[Chart and figure data]
— START —

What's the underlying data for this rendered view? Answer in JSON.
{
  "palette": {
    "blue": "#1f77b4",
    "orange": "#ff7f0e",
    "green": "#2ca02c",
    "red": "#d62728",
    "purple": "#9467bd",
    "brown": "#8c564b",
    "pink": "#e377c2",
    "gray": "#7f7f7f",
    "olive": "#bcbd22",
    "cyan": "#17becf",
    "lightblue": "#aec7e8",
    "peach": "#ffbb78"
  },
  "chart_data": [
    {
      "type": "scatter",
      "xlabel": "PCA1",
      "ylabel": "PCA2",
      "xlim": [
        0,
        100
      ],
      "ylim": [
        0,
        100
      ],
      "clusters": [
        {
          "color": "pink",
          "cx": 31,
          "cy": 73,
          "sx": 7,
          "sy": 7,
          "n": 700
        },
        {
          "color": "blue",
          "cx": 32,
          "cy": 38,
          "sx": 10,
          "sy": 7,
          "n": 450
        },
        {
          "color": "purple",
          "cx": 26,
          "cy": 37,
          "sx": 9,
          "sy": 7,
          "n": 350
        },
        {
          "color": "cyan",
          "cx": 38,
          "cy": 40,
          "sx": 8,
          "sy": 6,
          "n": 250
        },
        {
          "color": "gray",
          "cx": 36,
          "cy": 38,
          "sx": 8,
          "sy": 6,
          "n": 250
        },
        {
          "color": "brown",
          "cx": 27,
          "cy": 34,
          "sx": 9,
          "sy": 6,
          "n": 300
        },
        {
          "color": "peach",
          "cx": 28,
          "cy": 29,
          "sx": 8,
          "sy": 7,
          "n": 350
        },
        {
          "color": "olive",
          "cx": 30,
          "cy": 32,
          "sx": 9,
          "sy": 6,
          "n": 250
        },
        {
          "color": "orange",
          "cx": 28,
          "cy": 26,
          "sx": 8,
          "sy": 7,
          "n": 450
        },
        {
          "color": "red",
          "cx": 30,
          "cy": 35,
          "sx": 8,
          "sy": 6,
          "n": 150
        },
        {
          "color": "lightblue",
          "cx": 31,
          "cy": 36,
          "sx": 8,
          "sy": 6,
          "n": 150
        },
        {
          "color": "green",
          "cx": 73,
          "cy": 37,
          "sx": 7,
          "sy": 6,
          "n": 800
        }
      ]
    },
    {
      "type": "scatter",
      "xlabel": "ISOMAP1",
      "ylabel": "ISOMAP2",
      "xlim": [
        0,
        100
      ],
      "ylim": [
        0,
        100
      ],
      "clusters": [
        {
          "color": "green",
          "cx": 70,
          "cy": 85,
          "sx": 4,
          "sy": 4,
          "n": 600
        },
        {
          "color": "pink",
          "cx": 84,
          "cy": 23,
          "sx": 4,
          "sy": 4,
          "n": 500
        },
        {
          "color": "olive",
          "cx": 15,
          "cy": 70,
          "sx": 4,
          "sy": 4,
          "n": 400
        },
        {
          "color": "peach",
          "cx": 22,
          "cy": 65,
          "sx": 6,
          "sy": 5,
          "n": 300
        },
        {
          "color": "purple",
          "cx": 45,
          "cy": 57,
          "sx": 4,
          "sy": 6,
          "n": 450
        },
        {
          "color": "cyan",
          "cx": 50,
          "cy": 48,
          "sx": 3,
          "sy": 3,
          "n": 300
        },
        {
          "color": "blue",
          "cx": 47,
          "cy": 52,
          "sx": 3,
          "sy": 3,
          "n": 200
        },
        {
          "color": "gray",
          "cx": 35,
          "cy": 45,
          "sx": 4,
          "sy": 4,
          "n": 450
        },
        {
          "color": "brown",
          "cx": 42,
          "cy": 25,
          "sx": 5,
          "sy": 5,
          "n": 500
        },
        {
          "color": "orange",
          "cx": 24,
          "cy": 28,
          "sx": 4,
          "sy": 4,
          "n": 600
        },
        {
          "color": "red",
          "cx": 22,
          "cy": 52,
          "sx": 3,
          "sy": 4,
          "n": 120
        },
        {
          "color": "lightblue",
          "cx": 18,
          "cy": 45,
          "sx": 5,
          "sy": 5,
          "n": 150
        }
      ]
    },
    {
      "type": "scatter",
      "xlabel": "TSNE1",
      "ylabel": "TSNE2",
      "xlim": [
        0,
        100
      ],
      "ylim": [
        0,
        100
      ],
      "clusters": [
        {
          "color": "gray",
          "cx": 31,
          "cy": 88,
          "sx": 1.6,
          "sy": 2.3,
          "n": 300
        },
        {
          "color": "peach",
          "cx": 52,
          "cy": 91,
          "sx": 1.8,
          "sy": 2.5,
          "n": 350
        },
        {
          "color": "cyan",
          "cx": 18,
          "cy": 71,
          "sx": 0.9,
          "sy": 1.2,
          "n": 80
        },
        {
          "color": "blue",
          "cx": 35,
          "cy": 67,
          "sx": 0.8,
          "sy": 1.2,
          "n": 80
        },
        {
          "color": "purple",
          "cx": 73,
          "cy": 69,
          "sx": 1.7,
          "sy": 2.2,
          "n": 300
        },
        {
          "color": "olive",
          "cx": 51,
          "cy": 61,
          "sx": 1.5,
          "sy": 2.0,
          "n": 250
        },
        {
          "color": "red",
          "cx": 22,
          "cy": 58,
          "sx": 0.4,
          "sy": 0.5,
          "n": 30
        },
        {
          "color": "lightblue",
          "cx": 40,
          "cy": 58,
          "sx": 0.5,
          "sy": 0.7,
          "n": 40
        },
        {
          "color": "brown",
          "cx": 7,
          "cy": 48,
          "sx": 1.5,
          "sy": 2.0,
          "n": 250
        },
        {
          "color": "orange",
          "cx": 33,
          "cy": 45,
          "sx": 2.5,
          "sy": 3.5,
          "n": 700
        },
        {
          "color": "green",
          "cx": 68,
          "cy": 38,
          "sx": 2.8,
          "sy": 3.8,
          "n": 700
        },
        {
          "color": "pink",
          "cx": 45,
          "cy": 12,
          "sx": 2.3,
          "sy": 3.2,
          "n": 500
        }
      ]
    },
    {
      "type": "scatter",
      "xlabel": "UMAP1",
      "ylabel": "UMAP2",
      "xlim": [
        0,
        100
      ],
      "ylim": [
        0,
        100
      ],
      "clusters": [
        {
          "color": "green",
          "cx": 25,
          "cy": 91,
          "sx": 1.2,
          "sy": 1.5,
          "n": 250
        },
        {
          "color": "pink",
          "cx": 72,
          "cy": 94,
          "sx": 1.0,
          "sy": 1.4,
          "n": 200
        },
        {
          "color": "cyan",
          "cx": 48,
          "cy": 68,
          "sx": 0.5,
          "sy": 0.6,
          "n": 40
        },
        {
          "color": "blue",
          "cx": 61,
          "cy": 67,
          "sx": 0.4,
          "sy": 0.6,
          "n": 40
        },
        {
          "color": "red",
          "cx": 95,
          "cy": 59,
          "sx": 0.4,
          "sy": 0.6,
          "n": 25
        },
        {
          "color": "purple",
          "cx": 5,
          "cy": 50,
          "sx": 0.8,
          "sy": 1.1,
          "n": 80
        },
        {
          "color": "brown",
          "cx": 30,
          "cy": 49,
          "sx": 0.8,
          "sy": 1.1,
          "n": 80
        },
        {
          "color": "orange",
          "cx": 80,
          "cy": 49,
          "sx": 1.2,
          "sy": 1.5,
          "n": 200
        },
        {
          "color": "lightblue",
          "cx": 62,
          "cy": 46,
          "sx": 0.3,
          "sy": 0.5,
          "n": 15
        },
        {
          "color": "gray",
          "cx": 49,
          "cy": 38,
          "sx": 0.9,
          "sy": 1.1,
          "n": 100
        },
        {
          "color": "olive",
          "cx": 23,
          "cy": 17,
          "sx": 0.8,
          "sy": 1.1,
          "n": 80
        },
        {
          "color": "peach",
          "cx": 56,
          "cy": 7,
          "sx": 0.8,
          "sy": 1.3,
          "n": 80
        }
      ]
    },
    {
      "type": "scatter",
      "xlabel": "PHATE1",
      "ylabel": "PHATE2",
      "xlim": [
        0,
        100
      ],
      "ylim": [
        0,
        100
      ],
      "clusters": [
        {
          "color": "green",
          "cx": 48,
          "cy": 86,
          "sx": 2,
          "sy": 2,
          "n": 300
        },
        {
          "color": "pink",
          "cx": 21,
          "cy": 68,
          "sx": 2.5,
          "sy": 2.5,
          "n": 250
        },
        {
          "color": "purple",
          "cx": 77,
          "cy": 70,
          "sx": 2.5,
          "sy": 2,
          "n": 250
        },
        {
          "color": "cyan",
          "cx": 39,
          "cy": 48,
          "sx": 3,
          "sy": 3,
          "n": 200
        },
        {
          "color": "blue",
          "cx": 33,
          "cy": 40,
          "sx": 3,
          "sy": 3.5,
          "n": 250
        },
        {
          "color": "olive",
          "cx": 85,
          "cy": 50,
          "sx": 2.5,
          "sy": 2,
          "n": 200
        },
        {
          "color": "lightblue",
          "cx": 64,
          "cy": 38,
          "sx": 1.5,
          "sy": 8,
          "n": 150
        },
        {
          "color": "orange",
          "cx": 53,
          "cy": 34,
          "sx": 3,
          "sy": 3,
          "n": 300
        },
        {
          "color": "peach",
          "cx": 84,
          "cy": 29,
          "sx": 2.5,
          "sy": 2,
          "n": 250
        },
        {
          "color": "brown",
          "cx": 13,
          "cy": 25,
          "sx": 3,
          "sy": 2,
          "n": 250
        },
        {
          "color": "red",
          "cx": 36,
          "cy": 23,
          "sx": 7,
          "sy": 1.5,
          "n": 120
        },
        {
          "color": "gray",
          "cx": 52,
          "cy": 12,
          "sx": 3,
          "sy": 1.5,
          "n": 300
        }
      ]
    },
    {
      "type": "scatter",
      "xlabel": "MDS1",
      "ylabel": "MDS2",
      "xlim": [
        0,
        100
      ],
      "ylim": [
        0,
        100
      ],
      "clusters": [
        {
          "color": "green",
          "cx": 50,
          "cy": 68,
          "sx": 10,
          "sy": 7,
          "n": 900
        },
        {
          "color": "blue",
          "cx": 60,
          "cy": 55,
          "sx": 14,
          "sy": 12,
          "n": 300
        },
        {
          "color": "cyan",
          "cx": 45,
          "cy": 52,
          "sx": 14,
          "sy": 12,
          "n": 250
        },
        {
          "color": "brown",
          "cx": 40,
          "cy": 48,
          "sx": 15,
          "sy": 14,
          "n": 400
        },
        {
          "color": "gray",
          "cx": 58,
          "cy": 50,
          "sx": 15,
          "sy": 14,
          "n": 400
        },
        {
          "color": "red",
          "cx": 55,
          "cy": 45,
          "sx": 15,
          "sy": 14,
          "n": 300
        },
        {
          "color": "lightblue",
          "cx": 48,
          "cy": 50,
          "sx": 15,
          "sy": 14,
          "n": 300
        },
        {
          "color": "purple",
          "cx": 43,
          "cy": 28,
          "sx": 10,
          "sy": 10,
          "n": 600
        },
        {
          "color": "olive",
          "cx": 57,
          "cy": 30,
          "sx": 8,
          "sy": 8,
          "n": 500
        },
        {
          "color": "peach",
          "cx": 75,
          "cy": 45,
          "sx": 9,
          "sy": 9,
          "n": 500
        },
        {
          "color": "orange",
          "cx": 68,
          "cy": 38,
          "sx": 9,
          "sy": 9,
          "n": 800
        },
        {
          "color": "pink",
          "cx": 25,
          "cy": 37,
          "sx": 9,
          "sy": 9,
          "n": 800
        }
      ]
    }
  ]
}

— END —

[Task brief]:
Copy every line from the entries that contains the word "xlabel".

[Exercise output]:
      "xlabel": "PCA1",
      "xlabel": "ISOMAP1",
      "xlabel": "TSNE1",
      "xlabel": "UMAP1",
      "xlabel": "PHATE1",
      "xlabel": "MDS1",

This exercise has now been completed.